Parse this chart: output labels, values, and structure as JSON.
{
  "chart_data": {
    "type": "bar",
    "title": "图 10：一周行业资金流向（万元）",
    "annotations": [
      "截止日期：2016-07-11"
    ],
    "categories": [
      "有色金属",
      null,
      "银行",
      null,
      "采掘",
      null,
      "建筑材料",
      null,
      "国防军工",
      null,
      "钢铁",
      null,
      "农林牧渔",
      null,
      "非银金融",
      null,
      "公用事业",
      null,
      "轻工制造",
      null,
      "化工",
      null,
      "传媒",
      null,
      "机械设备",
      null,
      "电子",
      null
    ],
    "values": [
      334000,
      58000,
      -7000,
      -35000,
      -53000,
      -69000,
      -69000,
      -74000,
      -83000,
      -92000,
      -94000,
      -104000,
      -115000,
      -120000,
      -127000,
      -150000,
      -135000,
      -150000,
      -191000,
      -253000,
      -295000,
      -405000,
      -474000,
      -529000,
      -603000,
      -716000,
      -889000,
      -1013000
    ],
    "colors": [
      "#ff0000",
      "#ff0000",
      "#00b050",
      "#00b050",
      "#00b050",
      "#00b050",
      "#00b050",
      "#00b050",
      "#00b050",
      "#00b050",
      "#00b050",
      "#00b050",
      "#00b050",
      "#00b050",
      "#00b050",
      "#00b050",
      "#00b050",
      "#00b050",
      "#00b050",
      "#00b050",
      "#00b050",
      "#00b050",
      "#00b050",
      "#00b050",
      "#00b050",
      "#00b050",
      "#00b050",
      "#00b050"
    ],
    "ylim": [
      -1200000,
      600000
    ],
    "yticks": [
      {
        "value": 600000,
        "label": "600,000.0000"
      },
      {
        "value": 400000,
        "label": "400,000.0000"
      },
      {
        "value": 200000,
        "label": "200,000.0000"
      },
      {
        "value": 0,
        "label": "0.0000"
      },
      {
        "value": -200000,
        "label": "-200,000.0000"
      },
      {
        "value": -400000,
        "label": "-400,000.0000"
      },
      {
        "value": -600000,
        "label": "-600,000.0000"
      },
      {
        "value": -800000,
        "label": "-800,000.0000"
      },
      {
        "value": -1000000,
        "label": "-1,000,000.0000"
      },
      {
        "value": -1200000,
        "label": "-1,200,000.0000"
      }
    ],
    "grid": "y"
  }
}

+++

THE REQUEST: Copy out all lines above that include the string "values".

TASK RESULT:
Parse this chart: output labels, values, and structure as JSON.
    "values": [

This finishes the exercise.